::: Record list :::
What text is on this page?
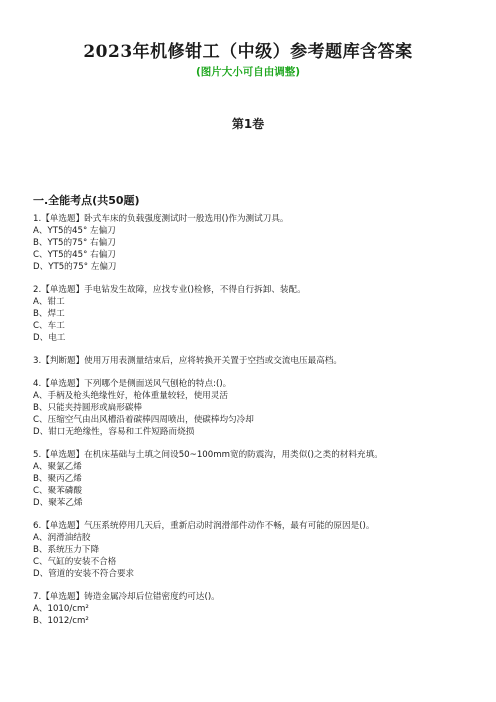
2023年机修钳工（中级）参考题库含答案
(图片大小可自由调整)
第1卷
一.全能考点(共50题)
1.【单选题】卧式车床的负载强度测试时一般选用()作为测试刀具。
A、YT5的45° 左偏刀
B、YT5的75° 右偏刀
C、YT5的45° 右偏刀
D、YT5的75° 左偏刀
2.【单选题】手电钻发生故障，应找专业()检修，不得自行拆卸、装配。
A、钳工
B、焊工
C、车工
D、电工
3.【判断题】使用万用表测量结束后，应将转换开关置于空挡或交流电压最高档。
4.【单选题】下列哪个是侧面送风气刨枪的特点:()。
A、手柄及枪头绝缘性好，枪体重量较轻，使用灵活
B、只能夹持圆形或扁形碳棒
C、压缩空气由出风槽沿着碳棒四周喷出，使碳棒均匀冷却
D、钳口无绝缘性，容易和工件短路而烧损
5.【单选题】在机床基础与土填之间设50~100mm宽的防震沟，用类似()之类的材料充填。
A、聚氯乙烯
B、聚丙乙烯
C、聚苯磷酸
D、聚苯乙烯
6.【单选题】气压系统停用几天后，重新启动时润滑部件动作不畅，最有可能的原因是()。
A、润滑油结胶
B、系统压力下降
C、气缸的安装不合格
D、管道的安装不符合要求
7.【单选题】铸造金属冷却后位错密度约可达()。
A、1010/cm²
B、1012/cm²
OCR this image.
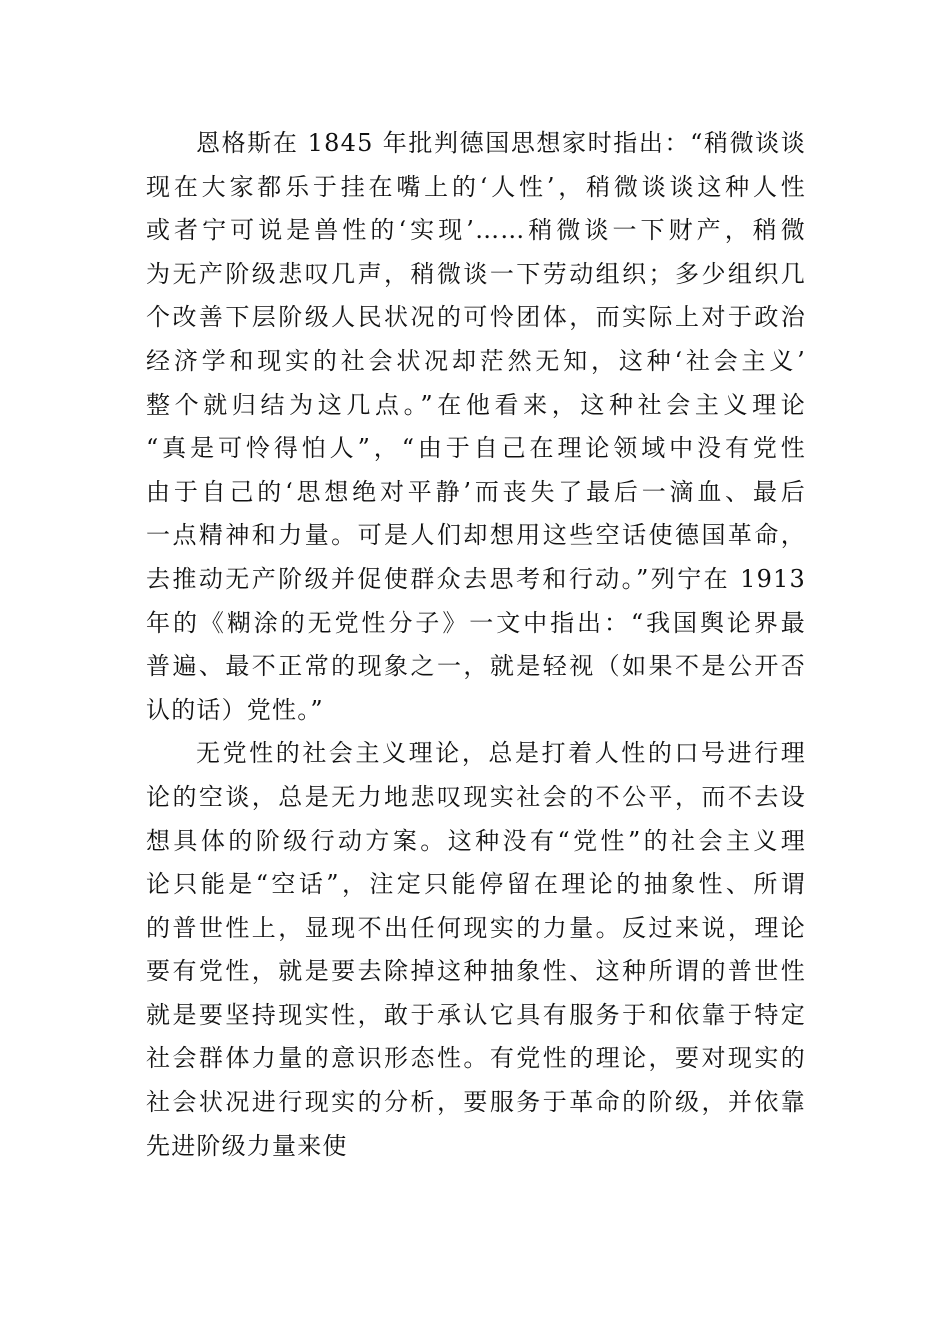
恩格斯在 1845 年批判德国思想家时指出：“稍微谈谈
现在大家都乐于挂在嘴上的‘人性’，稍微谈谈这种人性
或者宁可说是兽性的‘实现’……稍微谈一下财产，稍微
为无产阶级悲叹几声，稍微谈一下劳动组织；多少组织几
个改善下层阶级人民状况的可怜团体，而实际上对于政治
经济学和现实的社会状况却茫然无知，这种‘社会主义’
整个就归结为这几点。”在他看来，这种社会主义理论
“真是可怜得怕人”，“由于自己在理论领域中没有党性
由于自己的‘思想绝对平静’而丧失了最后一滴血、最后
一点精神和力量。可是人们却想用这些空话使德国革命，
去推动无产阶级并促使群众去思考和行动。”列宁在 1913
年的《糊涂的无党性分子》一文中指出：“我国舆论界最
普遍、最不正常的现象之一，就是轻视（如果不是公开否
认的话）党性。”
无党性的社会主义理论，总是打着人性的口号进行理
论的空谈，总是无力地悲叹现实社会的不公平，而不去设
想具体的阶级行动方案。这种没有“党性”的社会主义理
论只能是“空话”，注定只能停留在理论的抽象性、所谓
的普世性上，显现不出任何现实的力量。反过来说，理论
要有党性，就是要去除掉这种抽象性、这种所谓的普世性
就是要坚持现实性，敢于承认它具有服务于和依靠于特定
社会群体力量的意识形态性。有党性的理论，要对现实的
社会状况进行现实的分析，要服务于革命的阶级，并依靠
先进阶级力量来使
:::
■ Stated exercise
Identify and list each line with the word "this".

■ Response to the task
What text is on this page?
OCR this image.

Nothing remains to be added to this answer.